◆ Written instruction
Count every line that holds the string "рабочих", then give that number alone.

* Start *

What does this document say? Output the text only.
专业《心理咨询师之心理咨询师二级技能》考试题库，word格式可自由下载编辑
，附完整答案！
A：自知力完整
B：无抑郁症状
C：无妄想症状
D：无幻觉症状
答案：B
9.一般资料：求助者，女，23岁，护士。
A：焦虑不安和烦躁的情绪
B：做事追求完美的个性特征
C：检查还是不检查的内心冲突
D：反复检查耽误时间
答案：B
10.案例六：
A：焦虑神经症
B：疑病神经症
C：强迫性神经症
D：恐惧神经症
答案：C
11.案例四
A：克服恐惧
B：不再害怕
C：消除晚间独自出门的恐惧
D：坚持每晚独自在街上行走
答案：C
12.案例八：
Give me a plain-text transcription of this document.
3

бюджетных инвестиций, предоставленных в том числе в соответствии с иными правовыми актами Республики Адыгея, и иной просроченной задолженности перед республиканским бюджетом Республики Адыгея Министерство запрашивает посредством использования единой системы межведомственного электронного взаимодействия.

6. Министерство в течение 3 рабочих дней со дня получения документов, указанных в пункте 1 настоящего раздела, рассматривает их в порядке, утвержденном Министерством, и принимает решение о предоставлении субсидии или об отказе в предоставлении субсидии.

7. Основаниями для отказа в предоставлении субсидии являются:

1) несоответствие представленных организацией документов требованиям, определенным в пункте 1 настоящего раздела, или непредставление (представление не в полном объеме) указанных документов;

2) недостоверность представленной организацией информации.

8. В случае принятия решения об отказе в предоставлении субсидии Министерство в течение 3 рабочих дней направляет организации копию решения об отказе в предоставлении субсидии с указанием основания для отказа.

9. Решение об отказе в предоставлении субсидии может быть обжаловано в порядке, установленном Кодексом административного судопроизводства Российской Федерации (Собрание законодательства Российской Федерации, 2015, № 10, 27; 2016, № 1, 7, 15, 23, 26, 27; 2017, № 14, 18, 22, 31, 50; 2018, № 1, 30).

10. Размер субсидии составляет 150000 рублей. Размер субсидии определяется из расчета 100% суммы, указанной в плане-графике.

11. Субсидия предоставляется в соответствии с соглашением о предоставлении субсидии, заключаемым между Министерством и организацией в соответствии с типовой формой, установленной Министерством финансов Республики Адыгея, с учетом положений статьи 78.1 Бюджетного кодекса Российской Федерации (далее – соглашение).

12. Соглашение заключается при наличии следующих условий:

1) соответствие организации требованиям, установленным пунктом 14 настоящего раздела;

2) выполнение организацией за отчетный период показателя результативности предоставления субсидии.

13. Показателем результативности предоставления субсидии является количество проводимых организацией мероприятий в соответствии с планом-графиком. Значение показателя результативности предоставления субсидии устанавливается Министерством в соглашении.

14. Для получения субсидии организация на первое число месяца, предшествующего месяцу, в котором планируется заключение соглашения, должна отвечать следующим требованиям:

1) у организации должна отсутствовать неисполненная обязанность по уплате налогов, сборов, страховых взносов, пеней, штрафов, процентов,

* End *

◆ Task result
2